▸ PROBLEM SET:
A. According to the letter about the Psalms, over what span of time were the Psalms written?
B. What does the letter about the Psalms place inside square brackets or curly braces? List every such passage.

▸ SUPPLIED PASSAGE:
::::

I've been thinking about you a lot since you wrote, but my computer had to go back to the factory about the same time we *almost* started a discussion about this. I look forward to seeing your new works. AND, explaining what I can about my personal relationship with Jesus.

The Psalms {right in the middle of the Christian Bible} are songs and poems written about God, or to God. They were written over a period of almost 1,000 years, dating from approximately 1400 B.C. to 586 B.C.

Psalms express personal thoughts about timeless issues such as guilt, fear, forgiveness, anger, joy, war, peace, worship, judgment, praise, grief and lots of prophecy about Christ, the Messiah who was to come.

I could write a book a day, and only be scratching the surface of what it is like to have a personal relationship with Him. First thing that pops in my head is Psalm 23. It ends with saying "goodness and love [or sometimes translated MERCY] will follow me all the days of my life..."

It is like, even when I get caught up and ignore or forget Him, He never forgets me. I have experienced and am confident that He will love me, until the last day of my life on earth, and then forever in the next world.

The word translated "follow me" [goodness and mercy will FOLLOW ME] is also used in the descriptions of how the first King of Israel, whose name was Saul, chased after the young man David.

This King Saul knew David would be the next King, and Saul hounded David for years, trying to catch and kill him. Eventually David was made King.

::::

▸ SUPPLIED INFORMATION:
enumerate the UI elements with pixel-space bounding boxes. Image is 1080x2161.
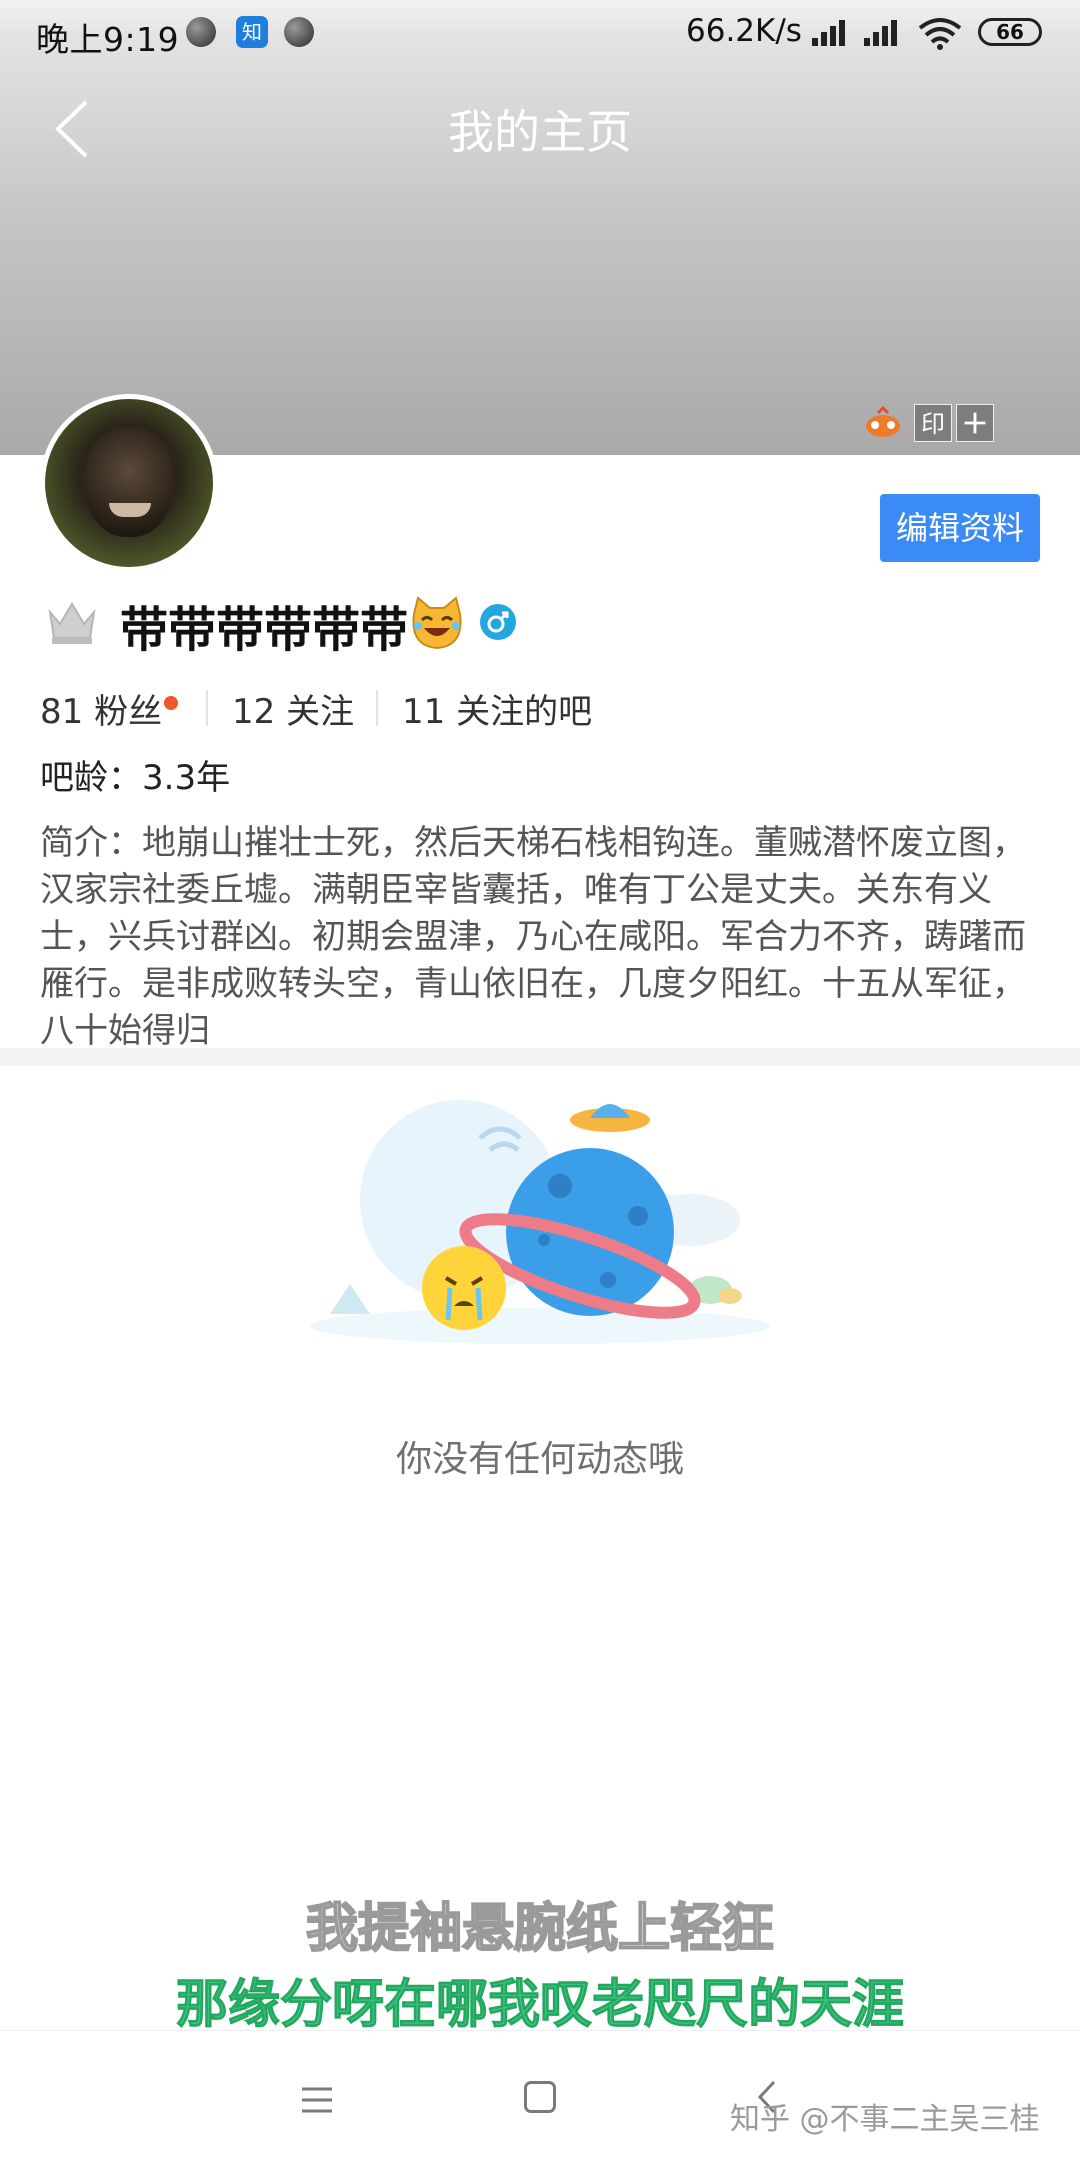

::::

▸ LIST OF SOLUTIONS:
A. Over almost 1,000 years, from approximately 1400 B.C. to 586 B.C.

B.
- right in the middle of the Christian Bible
- or sometimes translated MERCY
- goodness and mercy will FOLLOW ME